Seçilmiş Bölüm:
........
SANATLA DOLU BİR YAŞAM : LALE BELKIS

Artisans Dergi Mayıs-Haziran sayısı için gerçekleşen Lale Belkıs röportajı: 

artisans dergi
Lale Belkıs - Fotoğraflar : Ahmet Rüstem Ekici


Yerli yapım filmleri izleyerek büyümüş bir neslin hafızasında yer edinmiş karakter oyuncuları vardır. Yüksek Olgunlaşma Enstitüsünde Türk kostüm ve işlemeleri, stilistlik ve mankenlik eğitiminin ardından ülkemizi uluslararası temsil eden ve ilk milli manken unvanı alan Lale Belkıs bu oyuncuların başında gelir. Biz onu manken, filmlerin kötü kalpli zengin kadını ve çıkardığı 45'likler ile müzisyen yönü ile tanımış olsak da Lale Belkıs 20'nin üzerinde kişisel resim sergisi ile bir çok özel koleksiyona girmiş yabana atılmaması gereken bir ressam. 

Çok yönlü sanatçının İstanbul Moda'da atölye ev olarak kullandığı mekanında geçtiğimiz ay biten SANATLA YAŞAM isimli sergisi için kendisini ziyaret edip sanat yaşamı üzerine sohbet ettik.
........
Gösterilen Bilgiler:
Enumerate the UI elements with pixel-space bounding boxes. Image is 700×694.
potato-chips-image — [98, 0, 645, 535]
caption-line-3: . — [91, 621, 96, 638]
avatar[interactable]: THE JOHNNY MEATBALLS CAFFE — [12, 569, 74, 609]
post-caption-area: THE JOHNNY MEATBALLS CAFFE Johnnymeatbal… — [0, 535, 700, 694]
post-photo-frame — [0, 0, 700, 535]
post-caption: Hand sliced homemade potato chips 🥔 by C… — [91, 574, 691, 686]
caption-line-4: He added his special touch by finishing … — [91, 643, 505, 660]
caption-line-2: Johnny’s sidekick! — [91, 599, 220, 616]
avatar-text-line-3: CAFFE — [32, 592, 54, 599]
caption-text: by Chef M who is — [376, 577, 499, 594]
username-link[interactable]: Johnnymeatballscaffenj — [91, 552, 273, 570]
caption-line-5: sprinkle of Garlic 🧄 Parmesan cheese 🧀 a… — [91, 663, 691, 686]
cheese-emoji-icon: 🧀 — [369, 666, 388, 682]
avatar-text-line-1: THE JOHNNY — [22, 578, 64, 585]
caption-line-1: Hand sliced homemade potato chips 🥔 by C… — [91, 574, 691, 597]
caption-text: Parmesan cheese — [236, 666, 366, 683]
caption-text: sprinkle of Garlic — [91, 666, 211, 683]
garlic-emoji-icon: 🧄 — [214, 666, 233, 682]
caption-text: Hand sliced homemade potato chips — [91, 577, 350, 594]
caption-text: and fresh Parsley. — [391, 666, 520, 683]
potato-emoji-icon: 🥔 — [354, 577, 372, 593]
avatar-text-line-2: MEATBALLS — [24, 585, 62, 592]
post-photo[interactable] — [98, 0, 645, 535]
........
İstenen Görev:
Lale Belkıs röportajına göre sanatçı, ülkemizi uluslararası alanda temsil ederken hangi unvanı almıştır?

Görev Sonucu:
Lale Belkıs ilk milli manken unvanını almıştır.